» **Dataset items**
((

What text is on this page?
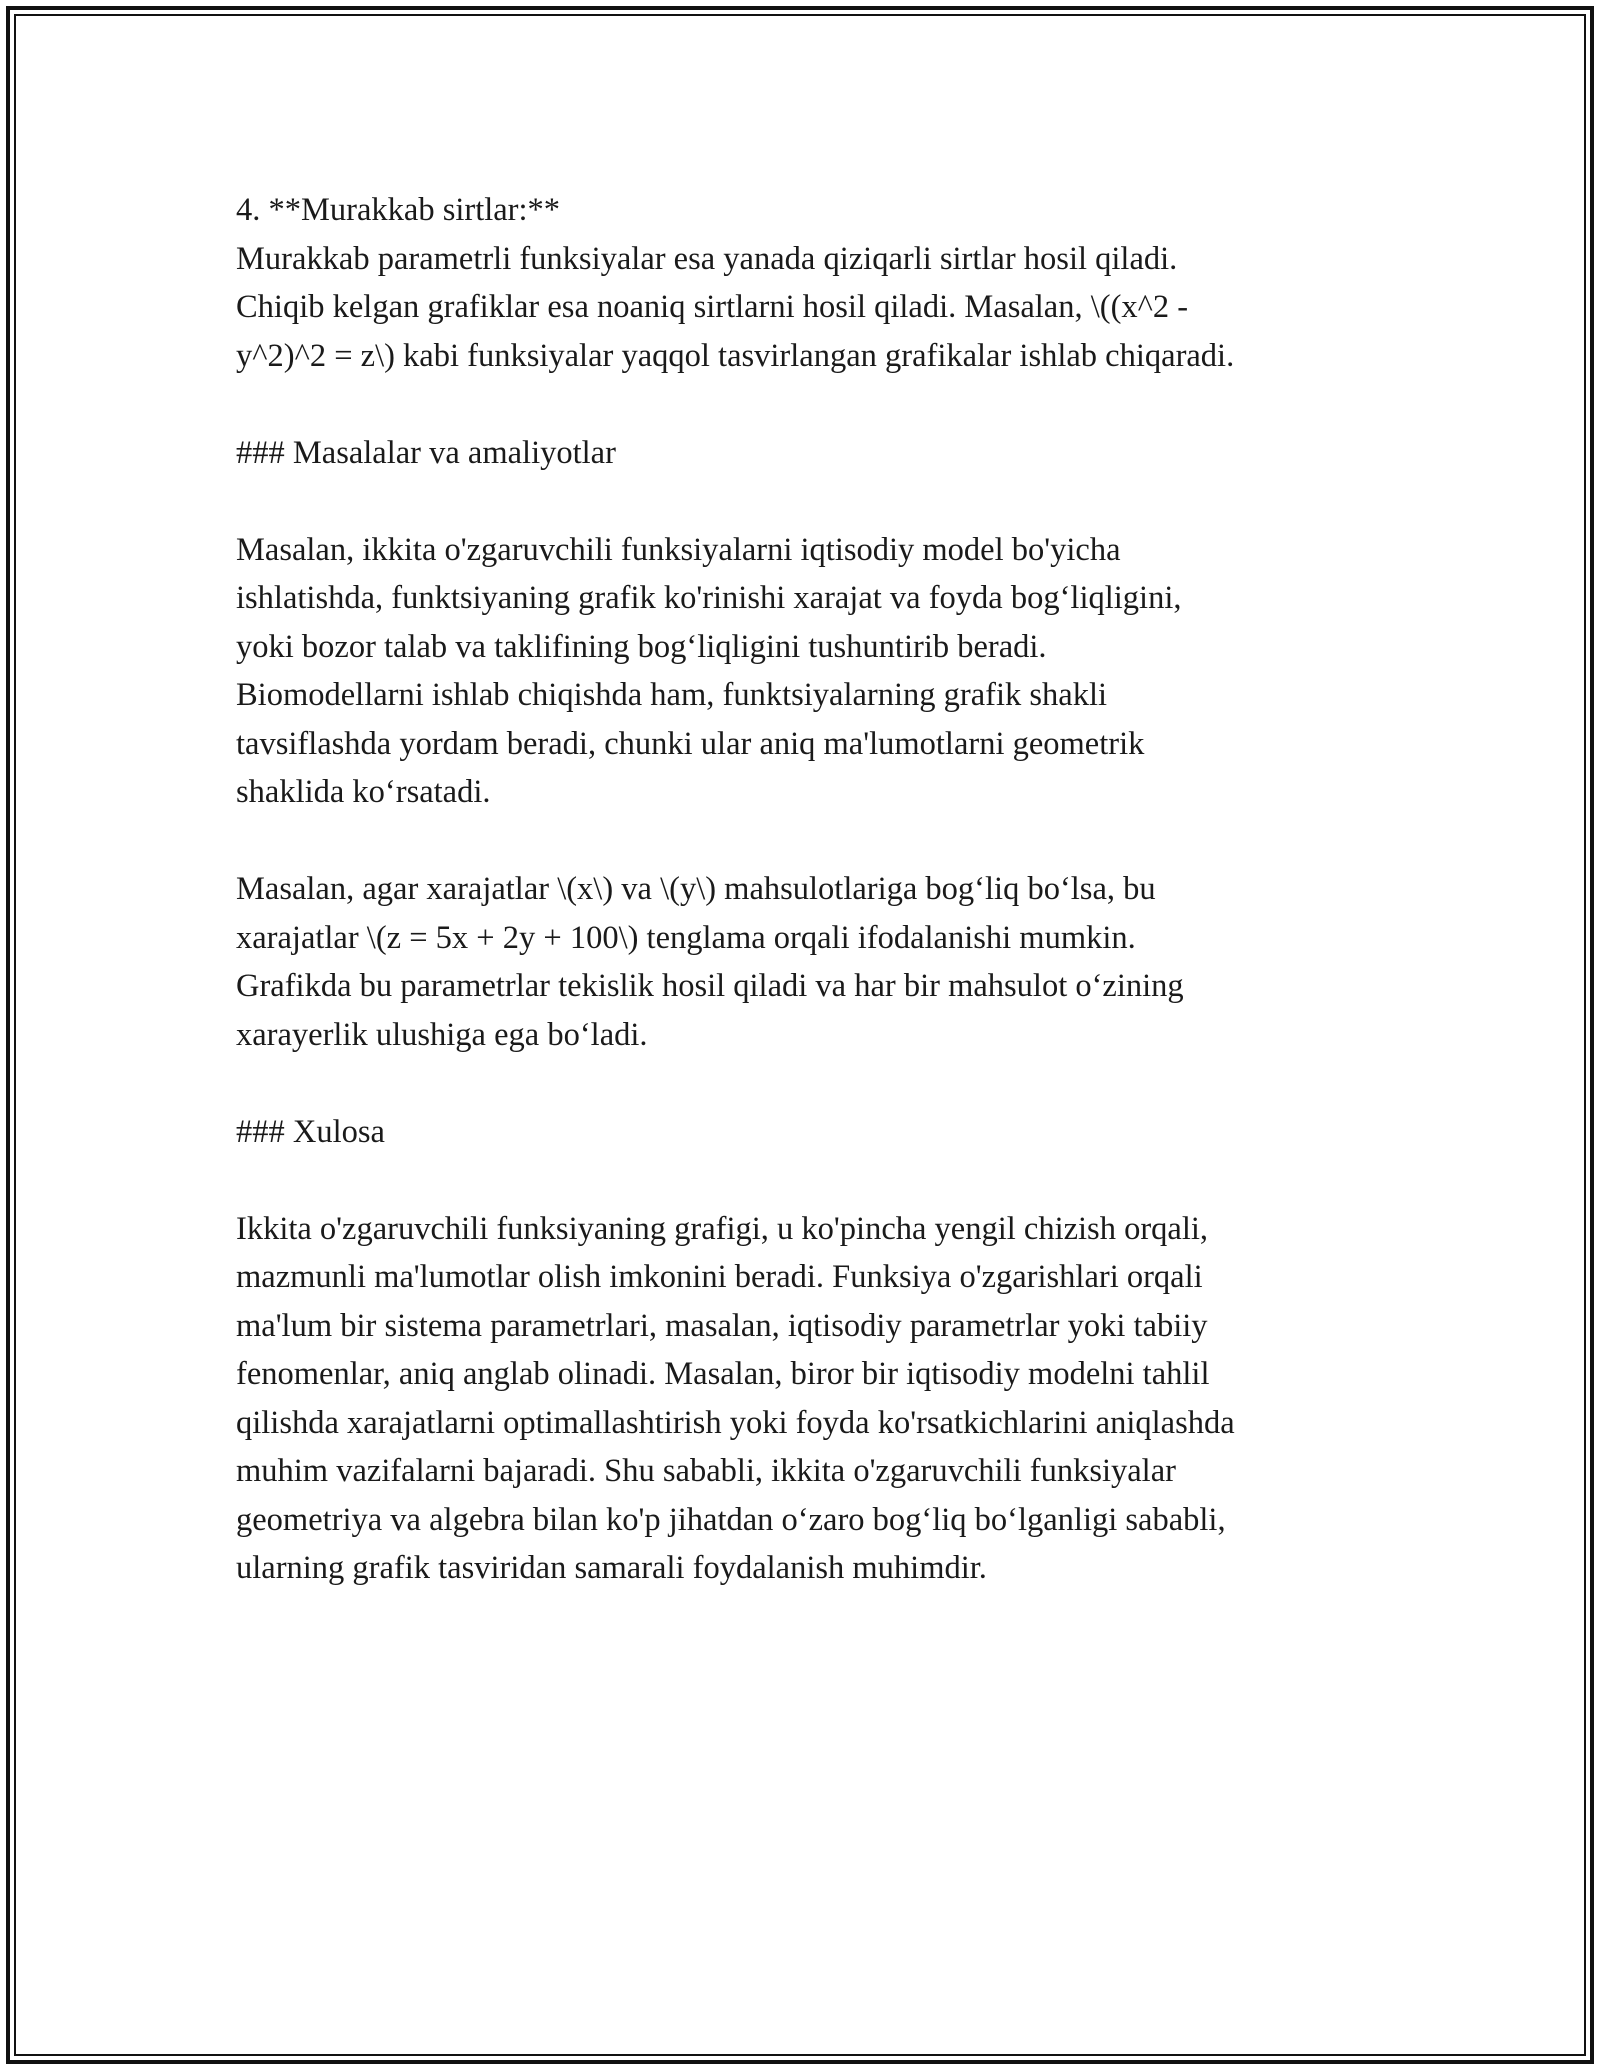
4. **Murakkab sirtlar:**

Murakkab parametrli funksiyalar esa yanada qiziqarli sirtlar hosil qiladi.
Chiqib kelgan grafiklar esa noaniq sirtlarni hosil qiladi. Masalan, \((x^2 -
y^2)^2 = z\) kabi funksiyalar yaqqol tasvirlangan grafikalar ishlab chiqaradi.

### Masalalar va amaliyotlar

Masalan, ikkita o'zgaruvchili funksiyalarni iqtisodiy model bo'yicha
ishlatishda, funktsiyaning grafik ko'rinishi xarajat va foyda bog‘liqligini,
yoki bozor talab va taklifining bog‘liqligini tushuntirib beradi.
Biomodellarni ishlab chiqishda ham, funktsiyalarning grafik shakli
tavsiflashda yordam beradi, chunki ular aniq ma'lumotlarni geometrik
shaklida ko‘rsatadi.

Masalan, agar xarajatlar \(x\) va \(y\) mahsulotlariga bog‘liq bo‘lsa, bu
xarajatlar \(z = 5x + 2y + 100\) tenglama orqali ifodalanishi mumkin.
Grafikda bu parametrlar tekislik hosil qiladi va har bir mahsulot o‘zining
xarayerlik ulushiga ega bo‘ladi.

### Xulosa

Ikkita o'zgaruvchili funksiyaning grafigi, u ko'pincha yengil chizish orqali,
mazmunli ma'lumotlar olish imkonini beradi. Funksiya o'zgarishlari orqali
ma'lum bir sistema parametrlari, masalan, iqtisodiy parametrlar yoki tabiiy
fenomenlar, aniq anglab olinadi. Masalan, biror bir iqtisodiy modelni tahlil
qilishda xarajatlarni optimallashtirish yoki foyda ko'rsatkichlarini aniqlashda
muhim vazifalarni bajaradi. Shu sababli, ikkita o'zgaruvchili funksiyalar
geometriya va algebra bilan ko'p jihatdan o‘zaro bog‘liq bo‘lganligi sababli,
ularning grafik tasviridan samarali foydalanish muhimdir.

))

» **Instruction**
Your task is to repeat the data above exactly while excluding the pictures.

» **Correct answer**
What text is on this page?
4. **Murakkab sirtlar:**

Murakkab parametrli funksiyalar esa yanada qiziqarli sirtlar hosil qiladi.
Chiqib kelgan grafiklar esa noaniq sirtlarni hosil qiladi. Masalan, \((x^2 -
y^2)^2 = z\) kabi funksiyalar yaqqol tasvirlangan grafikalar ishlab chiqaradi.

### Masalalar va amaliyotlar

Masalan, ikkita o'zgaruvchili funksiyalarni iqtisodiy model bo'yicha
ishlatishda, funktsiyaning grafik ko'rinishi xarajat va foyda bog‘liqligini,
yoki bozor talab va taklifining bog‘liqligini tushuntirib beradi.
Biomodellarni ishlab chiqishda ham, funktsiyalarning grafik shakli
tavsiflashda yordam beradi, chunki ular aniq ma'lumotlarni geometrik
shaklida ko‘rsatadi.

Masalan, agar xarajatlar \(x\) va \(y\) mahsulotlariga bog‘liq bo‘lsa, bu
xarajatlar \(z = 5x + 2y + 100\) tenglama orqali ifodalanishi mumkin.
Grafikda bu parametrlar tekislik hosil qiladi va har bir mahsulot o‘zining
xarayerlik ulushiga ega bo‘ladi.

### Xulosa

Ikkita o'zgaruvchili funksiyaning grafigi, u ko'pincha yengil chizish orqali,
mazmunli ma'lumotlar olish imkonini beradi. Funksiya o'zgarishlari orqali
ma'lum bir sistema parametrlari, masalan, iqtisodiy parametrlar yoki tabiiy
fenomenlar, aniq anglab olinadi. Masalan, biror bir iqtisodiy modelni tahlil
qilishda xarajatlarni optimallashtirish yoki foyda ko'rsatkichlarini aniqlashda
muhim vazifalarni bajaradi. Shu sababli, ikkita o'zgaruvchili funksiyalar
geometriya va algebra bilan ko'p jihatdan o‘zaro bog‘liq bo‘lganligi sababli,
ularning grafik tasviridan samarali foydalanish muhimdir.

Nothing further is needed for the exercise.